RECORDED INFORMATION:

________

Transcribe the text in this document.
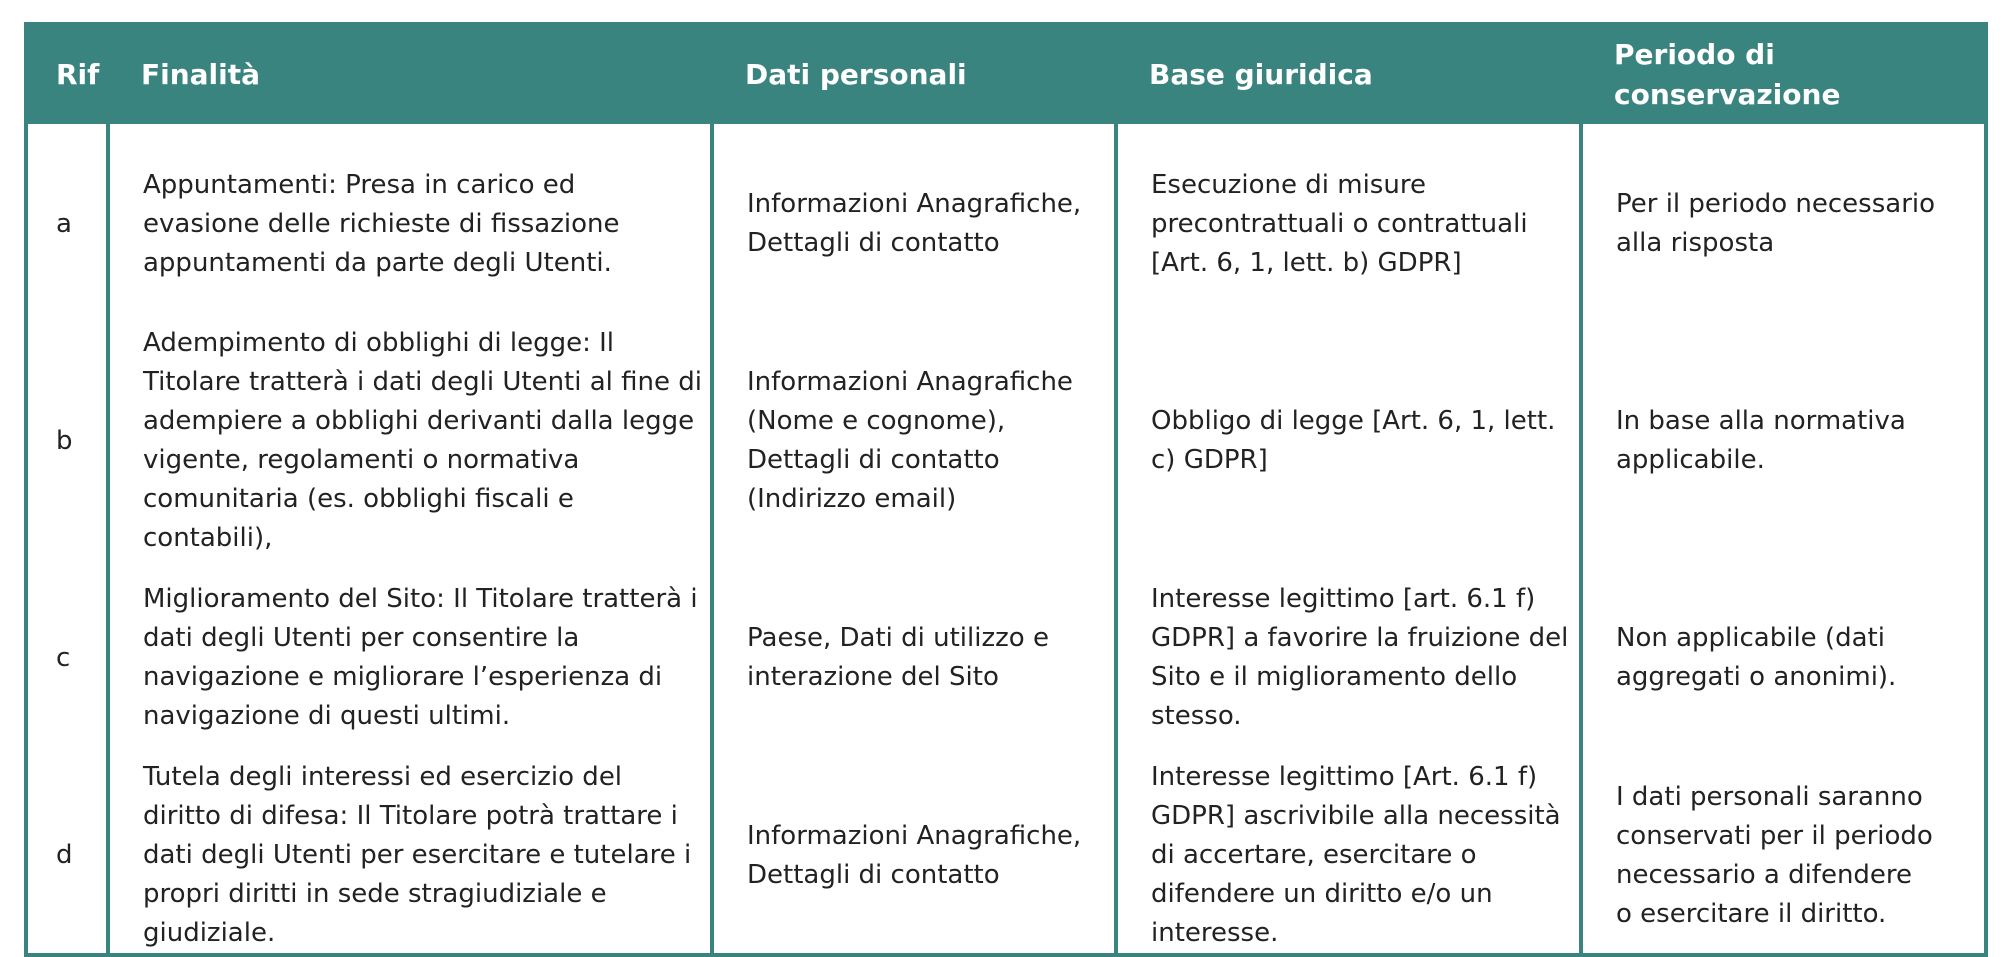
Rif	Finalità	Dati personali	Base giuridica	Periodo di conservazione
a	Appuntamenti: Presa in carico ed evasione delle richieste di fissazione appuntamenti da parte degli Utenti.	Informazioni Anagrafiche, Dettagli di contatto	Esecuzione di misure precontrattuali o contrattuali [Art. 6, 1, lett. b) GDPR]	Per il periodo necessario alla risposta

b	Adempimento di obblighi di legge: Il Titolare tratterà i dati degli Utenti al fine di adempiere a obblighi derivanti dalla legge vigente, regolamenti o normativa comunitaria (es. obblighi fiscali e contabili),	Informazioni Anagrafiche (Nome e cognome), Dettagli di contatto (Indirizzo email)	Obbligo di legge [Art. 6, 1, lett. c) GDPR]	In base alla normativa applicabile.

c	Miglioramento del Sito: Il Titolare tratterà i dati degli Utenti per consentire la navigazione e migliorare l’esperienza di navigazione di questi ultimi.	Paese, Dati di utilizzo e interazione del Sito	Interesse legittimo [art. 6.1 f) GDPR] a favorire la fruizione del Sito e il miglioramento dello stesso.	Non applicabile (dati aggregati o anonimi).

d	Tutela degli interessi ed esercizio del diritto di difesa: Il Titolare potrà trattare i dati degli Utenti per esercitare e tutelare i propri diritti in sede stragiudiziale e giudiziale.	Informazioni Anagrafiche, Dettagli di contatto	Interesse legittimo [Art. 6.1 f) GDPR] ascrivibile alla necessità di accertare, esercitare o difendere un diritto e/o un interesse.	I dati personali saranno conservati per il periodo necessario a difendere o esercitare il diritto.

________

JOB: Output every entry word for word, but omit the pictures.

EXERCISE RESULT:
Transcribe the text in this document.
Rif	Finalità	Dati personali	Base giuridica	Periodo di conservazione
a	Appuntamenti: Presa in carico ed evasione delle richieste di fissazione appuntamenti da parte degli Utenti.	Informazioni Anagrafiche, Dettagli di contatto	Esecuzione di misure precontrattuali o contrattuali [Art. 6, 1, lett. b) GDPR]	Per il periodo necessario alla risposta

b	Adempimento di obblighi di legge: Il Titolare tratterà i dati degli Utenti al fine di adempiere a obblighi derivanti dalla legge vigente, regolamenti o normativa comunitaria (es. obblighi fiscali e contabili),	Informazioni Anagrafiche (Nome e cognome), Dettagli di contatto (Indirizzo email)	Obbligo di legge [Art. 6, 1, lett. c) GDPR]	In base alla normativa applicabile.

c	Miglioramento del Sito: Il Titolare tratterà i dati degli Utenti per consentire la navigazione e migliorare l’esperienza di navigazione di questi ultimi.	Paese, Dati di utilizzo e interazione del Sito	Interesse legittimo [art. 6.1 f) GDPR] a favorire la fruizione del Sito e il miglioramento dello stesso.	Non applicabile (dati aggregati o anonimi).

d	Tutela degli interessi ed esercizio del diritto di difesa: Il Titolare potrà trattare i dati degli Utenti per esercitare e tutelare i propri diritti in sede stragiudiziale e giudiziale.	Informazioni Anagrafiche, Dettagli di contatto	Interesse legittimo [Art. 6.1 f) GDPR] ascrivibile alla necessità di accertare, esercitare o difendere un diritto e/o un interesse.	I dati personali saranno conservati per il periodo necessario a difendere o esercitare il diritto.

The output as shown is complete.